--- start DATA ROWS ---
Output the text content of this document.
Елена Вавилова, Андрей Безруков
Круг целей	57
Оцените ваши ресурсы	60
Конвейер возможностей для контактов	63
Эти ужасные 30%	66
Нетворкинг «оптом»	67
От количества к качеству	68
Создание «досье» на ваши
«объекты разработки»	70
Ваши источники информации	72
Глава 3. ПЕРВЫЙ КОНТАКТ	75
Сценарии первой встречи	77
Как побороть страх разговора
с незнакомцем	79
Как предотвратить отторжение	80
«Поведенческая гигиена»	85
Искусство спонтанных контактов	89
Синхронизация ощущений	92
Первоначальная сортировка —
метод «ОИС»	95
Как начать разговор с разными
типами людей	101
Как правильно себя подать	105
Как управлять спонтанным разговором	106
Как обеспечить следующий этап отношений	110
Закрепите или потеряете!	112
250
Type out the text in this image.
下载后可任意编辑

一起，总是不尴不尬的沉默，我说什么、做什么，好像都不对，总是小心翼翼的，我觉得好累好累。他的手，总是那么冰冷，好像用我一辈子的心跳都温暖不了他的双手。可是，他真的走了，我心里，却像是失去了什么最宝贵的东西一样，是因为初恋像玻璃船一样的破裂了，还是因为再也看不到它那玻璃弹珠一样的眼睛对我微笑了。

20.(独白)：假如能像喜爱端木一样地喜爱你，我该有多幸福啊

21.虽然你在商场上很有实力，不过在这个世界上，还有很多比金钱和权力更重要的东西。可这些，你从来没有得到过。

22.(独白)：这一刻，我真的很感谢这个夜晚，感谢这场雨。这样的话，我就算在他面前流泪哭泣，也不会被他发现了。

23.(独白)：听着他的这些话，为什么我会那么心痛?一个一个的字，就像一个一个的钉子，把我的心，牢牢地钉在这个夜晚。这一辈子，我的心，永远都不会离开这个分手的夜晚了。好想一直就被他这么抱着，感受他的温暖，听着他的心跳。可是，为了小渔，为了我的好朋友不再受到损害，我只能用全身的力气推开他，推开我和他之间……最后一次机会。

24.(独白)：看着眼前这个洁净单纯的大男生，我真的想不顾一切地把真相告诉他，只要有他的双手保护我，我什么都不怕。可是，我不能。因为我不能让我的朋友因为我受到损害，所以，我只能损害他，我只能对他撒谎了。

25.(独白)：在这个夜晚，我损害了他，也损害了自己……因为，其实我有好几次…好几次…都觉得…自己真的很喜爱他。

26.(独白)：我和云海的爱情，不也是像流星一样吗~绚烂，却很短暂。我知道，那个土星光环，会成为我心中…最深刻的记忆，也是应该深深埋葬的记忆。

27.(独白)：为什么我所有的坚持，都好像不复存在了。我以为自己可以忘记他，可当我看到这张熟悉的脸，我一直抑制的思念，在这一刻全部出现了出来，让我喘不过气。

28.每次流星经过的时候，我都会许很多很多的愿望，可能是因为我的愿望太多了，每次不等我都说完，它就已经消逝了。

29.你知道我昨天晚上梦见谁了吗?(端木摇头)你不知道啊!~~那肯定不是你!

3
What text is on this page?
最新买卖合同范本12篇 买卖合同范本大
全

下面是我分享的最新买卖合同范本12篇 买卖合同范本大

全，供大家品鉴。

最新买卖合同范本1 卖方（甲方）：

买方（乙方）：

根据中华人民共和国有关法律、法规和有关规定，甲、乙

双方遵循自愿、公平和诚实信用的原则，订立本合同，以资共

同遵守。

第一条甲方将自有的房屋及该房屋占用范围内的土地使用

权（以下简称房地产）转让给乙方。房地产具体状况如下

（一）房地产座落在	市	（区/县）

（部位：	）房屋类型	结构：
--- end DATA ROWS ---
- [TASK STATEMENT]:
Output all preceding records character for character.

- [WRITTEN REPLY]:
Output the text content of this document.
Елена Вавилова, Андрей Безруков
Круг целей	57
Оцените ваши ресурсы	60
Конвейер возможностей для контактов	63
Эти ужасные 30%	66
Нетворкинг «оптом»	67
От количества к качеству	68
Создание «досье» на ваши
«объекты разработки»	70
Ваши источники информации	72
Глава 3. ПЕРВЫЙ КОНТАКТ	75
Сценарии первой встречи	77
Как побороть страх разговора
с незнакомцем	79
Как предотвратить отторжение	80
«Поведенческая гигиена»	85
Искусство спонтанных контактов	89
Синхронизация ощущений	92
Первоначальная сортировка —
метод «ОИС»	95
Как начать разговор с разными
типами людей	101
Как правильно себя подать	105
Как управлять спонтанным разговором	106
Как обеспечить следующий этап отношений	110
Закрепите или потеряете!	112
250
Type out the text in this image.
下载后可任意编辑

一起，总是不尴不尬的沉默，我说什么、做什么，好像都不对，总是小心翼翼的，我觉得好累好累。他的手，总是那么冰冷，好像用我一辈子的心跳都温暖不了他的双手。可是，他真的走了，我心里，却像是失去了什么最宝贵的东西一样，是因为初恋像玻璃船一样的破裂了，还是因为再也看不到它那玻璃弹珠一样的眼睛对我微笑了。

20.(独白)：假如能像喜爱端木一样地喜爱你，我该有多幸福啊

21.虽然你在商场上很有实力，不过在这个世界上，还有很多比金钱和权力更重要的东西。可这些，你从来没有得到过。

22.(独白)：这一刻，我真的很感谢这个夜晚，感谢这场雨。这样的话，我就算在他面前流泪哭泣，也不会被他发现了。

23.(独白)：听着他的这些话，为什么我会那么心痛?一个一个的字，就像一个一个的钉子，把我的心，牢牢地钉在这个夜晚。这一辈子，我的心，永远都不会离开这个分手的夜晚了。好想一直就被他这么抱着，感受他的温暖，听着他的心跳。可是，为了小渔，为了我的好朋友不再受到损害，我只能用全身的力气推开他，推开我和他之间……最后一次机会。

24.(独白)：看着眼前这个洁净单纯的大男生，我真的想不顾一切地把真相告诉他，只要有他的双手保护我，我什么都不怕。可是，我不能。因为我不能让我的朋友因为我受到损害，所以，我只能损害他，我只能对他撒谎了。

25.(独白)：在这个夜晚，我损害了他，也损害了自己……因为，其实我有好几次…好几次…都觉得…自己真的很喜爱他。

26.(独白)：我和云海的爱情，不也是像流星一样吗~绚烂，却很短暂。我知道，那个土星光环，会成为我心中…最深刻的记忆，也是应该深深埋葬的记忆。

27.(独白)：为什么我所有的坚持，都好像不复存在了。我以为自己可以忘记他，可当我看到这张熟悉的脸，我一直抑制的思念，在这一刻全部出现了出来，让我喘不过气。

28.每次流星经过的时候，我都会许很多很多的愿望，可能是因为我的愿望太多了，每次不等我都说完，它就已经消逝了。

29.你知道我昨天晚上梦见谁了吗?(端木摇头)你不知道啊!~~那肯定不是你!

3
What text is on this page?
最新买卖合同范本12篇 买卖合同范本大
全

下面是我分享的最新买卖合同范本12篇 买卖合同范本大

全，供大家品鉴。

最新买卖合同范本1 卖方（甲方）：

买方（乙方）：

根据中华人民共和国有关法律、法规和有关规定，甲、乙

双方遵循自愿、公平和诚实信用的原则，订立本合同，以资共

同遵守。

第一条甲方将自有的房屋及该房屋占用范围内的土地使用

权（以下简称房地产）转让给乙方。房地产具体状况如下

（一）房地产座落在	市	（区/县）

（部位：	）房屋类型	结构：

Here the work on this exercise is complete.